### WHAT THE EXERCISE ASKS
Copy each line exactly. Leave nothing out.

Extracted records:
..........

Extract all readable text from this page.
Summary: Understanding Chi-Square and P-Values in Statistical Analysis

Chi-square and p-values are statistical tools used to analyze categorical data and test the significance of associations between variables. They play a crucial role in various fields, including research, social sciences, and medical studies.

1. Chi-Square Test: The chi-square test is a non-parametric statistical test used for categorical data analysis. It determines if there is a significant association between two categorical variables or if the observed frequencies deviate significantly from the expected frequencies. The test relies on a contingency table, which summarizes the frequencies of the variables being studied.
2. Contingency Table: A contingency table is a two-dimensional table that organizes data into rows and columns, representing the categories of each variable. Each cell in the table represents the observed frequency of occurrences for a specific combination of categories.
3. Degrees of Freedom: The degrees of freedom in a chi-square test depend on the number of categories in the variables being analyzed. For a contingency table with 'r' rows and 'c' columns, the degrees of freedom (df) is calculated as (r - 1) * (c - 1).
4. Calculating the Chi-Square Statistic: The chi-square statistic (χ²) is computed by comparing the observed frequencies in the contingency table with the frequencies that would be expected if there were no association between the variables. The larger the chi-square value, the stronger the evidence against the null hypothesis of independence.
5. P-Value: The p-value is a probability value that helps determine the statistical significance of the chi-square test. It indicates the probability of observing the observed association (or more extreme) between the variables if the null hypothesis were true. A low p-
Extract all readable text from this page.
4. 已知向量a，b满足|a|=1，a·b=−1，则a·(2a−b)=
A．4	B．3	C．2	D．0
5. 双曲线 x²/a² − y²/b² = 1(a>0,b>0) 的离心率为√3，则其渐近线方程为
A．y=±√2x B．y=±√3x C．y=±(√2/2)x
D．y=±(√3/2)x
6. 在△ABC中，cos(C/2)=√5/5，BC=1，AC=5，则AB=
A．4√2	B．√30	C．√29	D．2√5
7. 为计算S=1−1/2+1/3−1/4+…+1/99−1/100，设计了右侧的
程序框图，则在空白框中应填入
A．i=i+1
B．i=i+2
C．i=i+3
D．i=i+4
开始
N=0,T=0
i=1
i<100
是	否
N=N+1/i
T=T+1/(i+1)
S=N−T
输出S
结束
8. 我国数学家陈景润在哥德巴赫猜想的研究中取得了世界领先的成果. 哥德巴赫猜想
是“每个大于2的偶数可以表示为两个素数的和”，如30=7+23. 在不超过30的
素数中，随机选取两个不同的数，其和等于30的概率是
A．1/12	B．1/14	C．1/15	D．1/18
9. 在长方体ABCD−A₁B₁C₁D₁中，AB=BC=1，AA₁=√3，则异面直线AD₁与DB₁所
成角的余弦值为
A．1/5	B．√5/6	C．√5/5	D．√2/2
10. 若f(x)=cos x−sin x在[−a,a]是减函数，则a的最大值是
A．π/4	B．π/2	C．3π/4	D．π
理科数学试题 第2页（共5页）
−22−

..........

### RESULT OF THE EXERCISE
Extract all readable text from this page.
Summary: Understanding Chi-Square and P-Values in Statistical Analysis

Chi-square and p-values are statistical tools used to analyze categorical data and test the significance of associations between variables. They play a crucial role in various fields, including research, social sciences, and medical studies.

1. Chi-Square Test: The chi-square test is a non-parametric statistical test used for categorical data analysis. It determines if there is a significant association between two categorical variables or if the observed frequencies deviate significantly from the expected frequencies. The test relies on a contingency table, which summarizes the frequencies of the variables being studied.
2. Contingency Table: A contingency table is a two-dimensional table that organizes data into rows and columns, representing the categories of each variable. Each cell in the table represents the observed frequency of occurrences for a specific combination of categories.
3. Degrees of Freedom: The degrees of freedom in a chi-square test depend on the number of categories in the variables being analyzed. For a contingency table with 'r' rows and 'c' columns, the degrees of freedom (df) is calculated as (r - 1) * (c - 1).
4. Calculating the Chi-Square Statistic: The chi-square statistic (χ²) is computed by comparing the observed frequencies in the contingency table with the frequencies that would be expected if there were no association between the variables. The larger the chi-square value, the stronger the evidence against the null hypothesis of independence.
5. P-Value: The p-value is a probability value that helps determine the statistical significance of the chi-square test. It indicates the probability of observing the observed association (or more extreme) between the variables if the null hypothesis were true. A low p-
Extract all readable text from this page.
4. 已知向量a，b满足|a|=1，a·b=−1，则a·(2a−b)=
A．4	B．3	C．2	D．0
5. 双曲线 x²/a² − y²/b² = 1(a>0,b>0) 的离心率为√3，则其渐近线方程为
A．y=±√2x B．y=±√3x C．y=±(√2/2)x
D．y=±(√3/2)x
6. 在△ABC中，cos(C/2)=√5/5，BC=1，AC=5，则AB=
A．4√2	B．√30	C．√29	D．2√5
7. 为计算S=1−1/2+1/3−1/4+…+1/99−1/100，设计了右侧的
程序框图，则在空白框中应填入
A．i=i+1
B．i=i+2
C．i=i+3
D．i=i+4
开始
N=0,T=0
i=1
i<100
是	否
N=N+1/i
T=T+1/(i+1)
S=N−T
输出S
结束
8. 我国数学家陈景润在哥德巴赫猜想的研究中取得了世界领先的成果. 哥德巴赫猜想
是“每个大于2的偶数可以表示为两个素数的和”，如30=7+23. 在不超过30的
素数中，随机选取两个不同的数，其和等于30的概率是
A．1/12	B．1/14	C．1/15	D．1/18
9. 在长方体ABCD−A₁B₁C₁D₁中，AB=BC=1，AA₁=√3，则异面直线AD₁与DB₁所
成角的余弦值为
A．1/5	B．√5/6	C．√5/5	D．√2/2
10. 若f(x)=cos x−sin x在[−a,a]是减函数，则a的最大值是
A．π/4	B．π/2	C．3π/4	D．π
理科数学试题 第2页（共5页）
−22−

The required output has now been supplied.